Below are the records; reproduce all of them exactly but without any images.

Collected data entries
○ ○ ○ ○

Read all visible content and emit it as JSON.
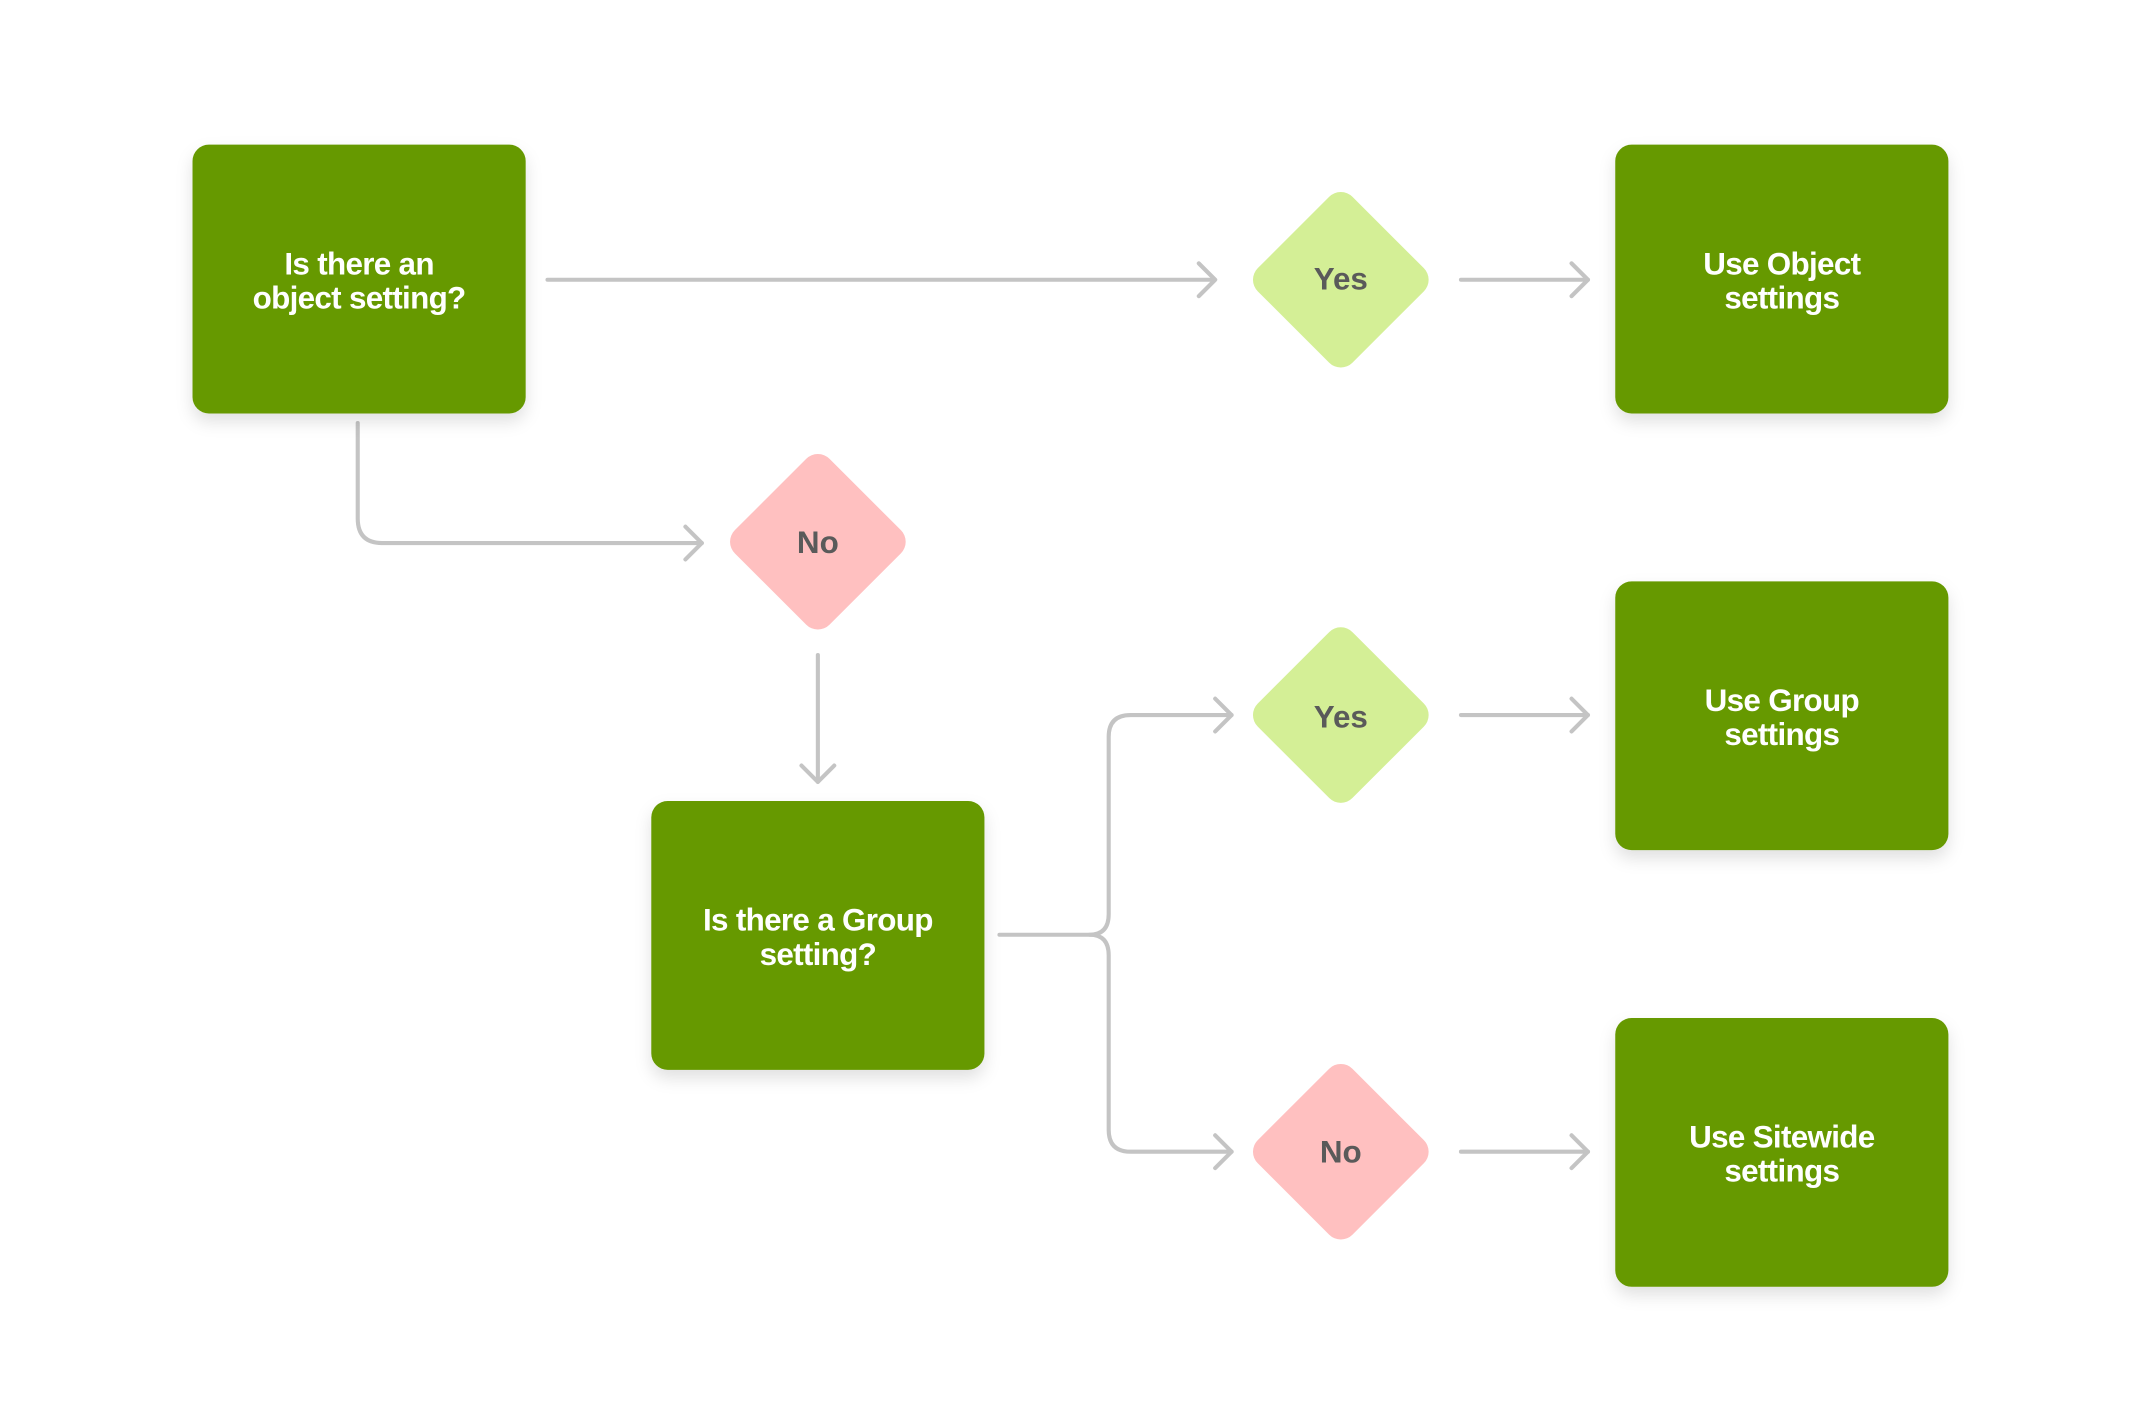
{
  "colors": {
    "process_box": "#669900",
    "yes_decision": "#d4ef96",
    "no_decision": "#ffc0c0",
    "connector": "#c4c4c4",
    "box_text": "#ffffff",
    "decision_text": "#5a5a5a"
  },
  "nodes": {
    "object_question": {
      "line1": "Is there an",
      "line2": "object setting?"
    },
    "use_object": {
      "line1": "Use Object",
      "line2": "settings"
    },
    "group_question": {
      "line1": "Is there a Group",
      "line2": "setting?"
    },
    "use_group": {
      "line1": "Use Group",
      "line2": "settings"
    },
    "use_sitewide": {
      "line1": "Use Sitewide",
      "line2": "settings"
    },
    "yes1": "Yes",
    "no1": "No",
    "yes2": "Yes",
    "no2": "No"
  }
}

○ ○ ○ ○

▸ Result of the exercise
Read all visible content and emit it as JSON.
{
  "colors": {
    "process_box": "#669900",
    "yes_decision": "#d4ef96",
    "no_decision": "#ffc0c0",
    "connector": "#c4c4c4",
    "box_text": "#ffffff",
    "decision_text": "#5a5a5a"
  },
  "nodes": {
    "object_question": {
      "line1": "Is there an",
      "line2": "object setting?"
    },
    "use_object": {
      "line1": "Use Object",
      "line2": "settings"
    },
    "group_question": {
      "line1": "Is there a Group",
      "line2": "setting?"
    },
    "use_group": {
      "line1": "Use Group",
      "line2": "settings"
    },
    "use_sitewide": {
      "line1": "Use Sitewide",
      "line2": "settings"
    },
    "yes1": "Yes",
    "no1": "No",
    "yes2": "Yes",
    "no2": "No"
  }
}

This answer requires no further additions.